> **What to work on**: Each record below should appear again exactly as written.
*-*-*
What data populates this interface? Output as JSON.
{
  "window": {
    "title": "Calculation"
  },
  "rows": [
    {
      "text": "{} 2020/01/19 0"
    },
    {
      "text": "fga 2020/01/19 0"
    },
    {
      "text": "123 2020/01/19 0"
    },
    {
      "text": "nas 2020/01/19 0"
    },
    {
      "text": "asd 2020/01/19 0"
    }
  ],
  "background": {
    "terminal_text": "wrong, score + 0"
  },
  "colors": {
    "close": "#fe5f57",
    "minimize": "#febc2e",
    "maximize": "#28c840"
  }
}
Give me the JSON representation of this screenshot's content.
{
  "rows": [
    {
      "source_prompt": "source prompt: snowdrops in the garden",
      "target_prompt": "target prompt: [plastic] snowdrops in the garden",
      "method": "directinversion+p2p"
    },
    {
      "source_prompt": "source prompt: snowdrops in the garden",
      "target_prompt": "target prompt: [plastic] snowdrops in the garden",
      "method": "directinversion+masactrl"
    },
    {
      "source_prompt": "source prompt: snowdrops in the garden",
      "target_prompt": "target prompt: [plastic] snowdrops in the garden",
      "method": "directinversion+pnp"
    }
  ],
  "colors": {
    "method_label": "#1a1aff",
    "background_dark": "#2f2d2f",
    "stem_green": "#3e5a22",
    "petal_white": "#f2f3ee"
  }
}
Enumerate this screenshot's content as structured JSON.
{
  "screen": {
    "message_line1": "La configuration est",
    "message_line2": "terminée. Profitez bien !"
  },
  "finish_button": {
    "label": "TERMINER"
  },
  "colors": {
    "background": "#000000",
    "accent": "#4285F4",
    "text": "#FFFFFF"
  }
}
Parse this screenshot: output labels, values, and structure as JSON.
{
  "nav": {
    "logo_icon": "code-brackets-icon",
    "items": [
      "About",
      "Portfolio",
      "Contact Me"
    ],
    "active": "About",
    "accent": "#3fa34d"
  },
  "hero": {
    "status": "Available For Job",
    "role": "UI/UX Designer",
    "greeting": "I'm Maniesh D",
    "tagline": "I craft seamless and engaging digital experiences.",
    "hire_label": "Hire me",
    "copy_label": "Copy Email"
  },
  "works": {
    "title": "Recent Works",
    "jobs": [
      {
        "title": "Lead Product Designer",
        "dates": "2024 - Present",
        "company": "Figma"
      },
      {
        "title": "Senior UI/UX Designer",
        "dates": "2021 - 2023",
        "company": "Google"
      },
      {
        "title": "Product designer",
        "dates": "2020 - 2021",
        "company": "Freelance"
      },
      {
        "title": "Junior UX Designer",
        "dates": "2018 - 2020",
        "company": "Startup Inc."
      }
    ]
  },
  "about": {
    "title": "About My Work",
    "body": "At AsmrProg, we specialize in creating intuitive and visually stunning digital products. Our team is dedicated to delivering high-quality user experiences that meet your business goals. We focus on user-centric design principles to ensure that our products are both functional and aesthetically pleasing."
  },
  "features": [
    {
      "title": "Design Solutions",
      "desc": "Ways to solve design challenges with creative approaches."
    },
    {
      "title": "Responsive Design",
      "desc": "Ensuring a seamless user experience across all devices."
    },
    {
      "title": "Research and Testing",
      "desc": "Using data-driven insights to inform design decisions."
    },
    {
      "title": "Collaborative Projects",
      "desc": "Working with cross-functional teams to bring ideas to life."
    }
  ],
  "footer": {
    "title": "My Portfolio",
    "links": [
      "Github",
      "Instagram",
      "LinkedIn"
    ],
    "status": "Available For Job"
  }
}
*-*-*
> **Reply to the task**:
What data populates this interface? Output as JSON.
{
  "window": {
    "title": "Calculation"
  },
  "rows": [
    {
      "text": "{} 2020/01/19 0"
    },
    {
      "text": "fga 2020/01/19 0"
    },
    {
      "text": "123 2020/01/19 0"
    },
    {
      "text": "nas 2020/01/19 0"
    },
    {
      "text": "asd 2020/01/19 0"
    }
  ],
  "background": {
    "terminal_text": "wrong, score + 0"
  },
  "colors": {
    "close": "#fe5f57",
    "minimize": "#febc2e",
    "maximize": "#28c840"
  }
}
Give me the JSON representation of this screenshot's content.
{
  "rows": [
    {
      "source_prompt": "source prompt: snowdrops in the garden",
      "target_prompt": "target prompt: [plastic] snowdrops in the garden",
      "method": "directinversion+p2p"
    },
    {
      "source_prompt": "source prompt: snowdrops in the garden",
      "target_prompt": "target prompt: [plastic] snowdrops in the garden",
      "method": "directinversion+masactrl"
    },
    {
      "source_prompt": "source prompt: snowdrops in the garden",
      "target_prompt": "target prompt: [plastic] snowdrops in the garden",
      "method": "directinversion+pnp"
    }
  ],
  "colors": {
    "method_label": "#1a1aff",
    "background_dark": "#2f2d2f",
    "stem_green": "#3e5a22",
    "petal_white": "#f2f3ee"
  }
}
Enumerate this screenshot's content as structured JSON.
{
  "screen": {
    "message_line1": "La configuration est",
    "message_line2": "terminée. Profitez bien !"
  },
  "finish_button": {
    "label": "TERMINER"
  },
  "colors": {
    "background": "#000000",
    "accent": "#4285F4",
    "text": "#FFFFFF"
  }
}
Parse this screenshot: output labels, values, and structure as JSON.
{
  "nav": {
    "logo_icon": "code-brackets-icon",
    "items": [
      "About",
      "Portfolio",
      "Contact Me"
    ],
    "active": "About",
    "accent": "#3fa34d"
  },
  "hero": {
    "status": "Available For Job",
    "role": "UI/UX Designer",
    "greeting": "I'm Maniesh D",
    "tagline": "I craft seamless and engaging digital experiences.",
    "hire_label": "Hire me",
    "copy_label": "Copy Email"
  },
  "works": {
    "title": "Recent Works",
    "jobs": [
      {
        "title": "Lead Product Designer",
        "dates": "2024 - Present",
        "company": "Figma"
      },
      {
        "title": "Senior UI/UX Designer",
        "dates": "2021 - 2023",
        "company": "Google"
      },
      {
        "title": "Product designer",
        "dates": "2020 - 2021",
        "company": "Freelance"
      },
      {
        "title": "Junior UX Designer",
        "dates": "2018 - 2020",
        "company": "Startup Inc."
      }
    ]
  },
  "about": {
    "title": "About My Work",
    "body": "At AsmrProg, we specialize in creating intuitive and visually stunning digital products. Our team is dedicated to delivering high-quality user experiences that meet your business goals. We focus on user-centric design principles to ensure that our products are both functional and aesthetically pleasing."
  },
  "features": [
    {
      "title": "Design Solutions",
      "desc": "Ways to solve design challenges with creative approaches."
    },
    {
      "title": "Responsive Design",
      "desc": "Ensuring a seamless user experience across all devices."
    },
    {
      "title": "Research and Testing",
      "desc": "Using data-driven insights to inform design decisions."
    },
    {
      "title": "Collaborative Projects",
      "desc": "Working with cross-functional teams to bring ideas to life."
    }
  ],
  "footer": {
    "title": "My Portfolio",
    "links": [
      "Github",
      "Instagram",
      "LinkedIn"
    ],
    "status": "Available For Job"
  }
}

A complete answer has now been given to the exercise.